══ Task inputs ══

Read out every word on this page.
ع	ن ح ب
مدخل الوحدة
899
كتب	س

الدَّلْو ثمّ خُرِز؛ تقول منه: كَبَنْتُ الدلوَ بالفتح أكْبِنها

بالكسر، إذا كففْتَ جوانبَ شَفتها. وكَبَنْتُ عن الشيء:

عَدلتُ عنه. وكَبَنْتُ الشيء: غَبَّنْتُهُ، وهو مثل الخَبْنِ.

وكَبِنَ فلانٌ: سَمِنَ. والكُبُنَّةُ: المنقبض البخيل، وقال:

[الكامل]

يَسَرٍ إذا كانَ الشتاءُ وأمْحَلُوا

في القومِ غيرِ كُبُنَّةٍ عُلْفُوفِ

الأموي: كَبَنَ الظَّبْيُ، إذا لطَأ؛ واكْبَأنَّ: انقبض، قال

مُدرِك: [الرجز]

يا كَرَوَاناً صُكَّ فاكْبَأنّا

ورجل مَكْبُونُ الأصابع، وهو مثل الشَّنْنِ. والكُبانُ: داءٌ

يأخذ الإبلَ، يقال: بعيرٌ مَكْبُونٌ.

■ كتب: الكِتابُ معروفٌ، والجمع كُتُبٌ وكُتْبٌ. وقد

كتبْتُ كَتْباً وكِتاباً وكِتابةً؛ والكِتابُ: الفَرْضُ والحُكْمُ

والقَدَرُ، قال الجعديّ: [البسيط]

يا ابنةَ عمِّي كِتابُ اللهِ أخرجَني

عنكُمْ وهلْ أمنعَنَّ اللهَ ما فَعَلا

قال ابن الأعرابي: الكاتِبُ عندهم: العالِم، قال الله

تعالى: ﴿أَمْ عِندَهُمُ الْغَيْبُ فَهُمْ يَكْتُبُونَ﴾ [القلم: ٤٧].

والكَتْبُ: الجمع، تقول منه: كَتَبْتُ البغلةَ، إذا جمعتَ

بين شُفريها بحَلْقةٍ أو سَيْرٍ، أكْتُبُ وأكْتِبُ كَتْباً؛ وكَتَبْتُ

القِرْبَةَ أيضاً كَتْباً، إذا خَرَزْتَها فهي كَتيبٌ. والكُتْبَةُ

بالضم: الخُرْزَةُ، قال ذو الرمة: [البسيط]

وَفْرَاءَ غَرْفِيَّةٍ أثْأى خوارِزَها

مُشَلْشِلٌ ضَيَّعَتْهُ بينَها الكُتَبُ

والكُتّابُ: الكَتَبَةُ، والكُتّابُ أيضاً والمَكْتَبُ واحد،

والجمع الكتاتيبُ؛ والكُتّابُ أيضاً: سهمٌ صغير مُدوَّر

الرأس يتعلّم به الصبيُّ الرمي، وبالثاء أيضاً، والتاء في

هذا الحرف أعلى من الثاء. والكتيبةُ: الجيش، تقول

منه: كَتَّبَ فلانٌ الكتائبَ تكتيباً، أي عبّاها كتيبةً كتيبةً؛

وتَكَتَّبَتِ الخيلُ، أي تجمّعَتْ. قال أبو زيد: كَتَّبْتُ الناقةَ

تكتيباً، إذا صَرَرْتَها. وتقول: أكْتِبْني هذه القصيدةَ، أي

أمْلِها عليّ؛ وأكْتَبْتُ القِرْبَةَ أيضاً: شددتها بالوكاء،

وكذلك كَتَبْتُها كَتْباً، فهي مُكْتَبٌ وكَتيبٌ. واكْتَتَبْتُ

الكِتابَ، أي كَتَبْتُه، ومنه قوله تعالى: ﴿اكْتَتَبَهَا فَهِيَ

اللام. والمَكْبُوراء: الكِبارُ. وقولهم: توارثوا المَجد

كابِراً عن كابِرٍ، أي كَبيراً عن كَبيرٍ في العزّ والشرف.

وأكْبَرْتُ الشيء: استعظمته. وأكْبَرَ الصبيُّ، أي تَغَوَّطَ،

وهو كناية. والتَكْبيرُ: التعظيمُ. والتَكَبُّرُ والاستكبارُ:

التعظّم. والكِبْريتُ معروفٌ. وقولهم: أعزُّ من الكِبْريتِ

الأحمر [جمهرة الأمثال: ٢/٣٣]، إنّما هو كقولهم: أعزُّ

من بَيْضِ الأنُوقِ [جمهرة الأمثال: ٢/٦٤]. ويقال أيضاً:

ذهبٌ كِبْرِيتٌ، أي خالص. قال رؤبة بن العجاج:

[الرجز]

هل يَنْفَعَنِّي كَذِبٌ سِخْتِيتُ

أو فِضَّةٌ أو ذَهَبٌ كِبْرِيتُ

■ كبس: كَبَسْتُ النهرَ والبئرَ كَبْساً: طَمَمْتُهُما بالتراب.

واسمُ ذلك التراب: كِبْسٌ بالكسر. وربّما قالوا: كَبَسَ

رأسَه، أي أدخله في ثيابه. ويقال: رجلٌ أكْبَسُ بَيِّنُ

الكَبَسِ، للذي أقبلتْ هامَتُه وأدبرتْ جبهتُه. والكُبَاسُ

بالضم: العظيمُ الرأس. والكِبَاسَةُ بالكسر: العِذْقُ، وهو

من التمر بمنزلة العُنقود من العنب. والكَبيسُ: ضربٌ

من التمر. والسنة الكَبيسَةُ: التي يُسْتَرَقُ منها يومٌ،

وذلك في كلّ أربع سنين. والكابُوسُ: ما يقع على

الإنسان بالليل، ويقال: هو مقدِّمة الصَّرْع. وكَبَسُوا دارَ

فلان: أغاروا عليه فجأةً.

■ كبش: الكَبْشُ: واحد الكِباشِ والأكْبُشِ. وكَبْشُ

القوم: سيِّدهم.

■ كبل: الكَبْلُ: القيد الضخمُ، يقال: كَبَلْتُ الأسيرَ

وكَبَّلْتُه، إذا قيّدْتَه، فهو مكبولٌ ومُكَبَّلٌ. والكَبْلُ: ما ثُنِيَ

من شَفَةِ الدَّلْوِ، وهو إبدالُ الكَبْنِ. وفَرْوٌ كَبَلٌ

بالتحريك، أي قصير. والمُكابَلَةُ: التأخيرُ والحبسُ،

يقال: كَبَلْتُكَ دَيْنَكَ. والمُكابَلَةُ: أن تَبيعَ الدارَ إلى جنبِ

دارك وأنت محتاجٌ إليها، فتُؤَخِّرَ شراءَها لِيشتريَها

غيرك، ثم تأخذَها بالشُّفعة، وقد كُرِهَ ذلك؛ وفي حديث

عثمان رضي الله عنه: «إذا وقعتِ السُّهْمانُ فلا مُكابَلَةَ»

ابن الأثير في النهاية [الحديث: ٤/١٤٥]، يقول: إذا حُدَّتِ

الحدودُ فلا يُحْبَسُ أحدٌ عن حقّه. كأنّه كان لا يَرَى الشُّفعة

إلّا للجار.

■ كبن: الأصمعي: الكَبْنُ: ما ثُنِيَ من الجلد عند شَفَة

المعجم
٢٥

═══

> **Aim of the exercise**
The lines to collect are those holding the string "الله"; copy them all.

> **Result of this exercise**
يا ابنةَ عمِّي كِتابُ اللهِ أخرجَني
عنكُمْ وهلْ أمنعَنَّ اللهَ ما فَعَلا
قال ابن الأعرابي: الكاتِبُ عندهم: العالِم، قال الله
عثمان رضي الله عنه: «إذا وقعتِ السُّهْمانُ فلا مُكابَلَةَ»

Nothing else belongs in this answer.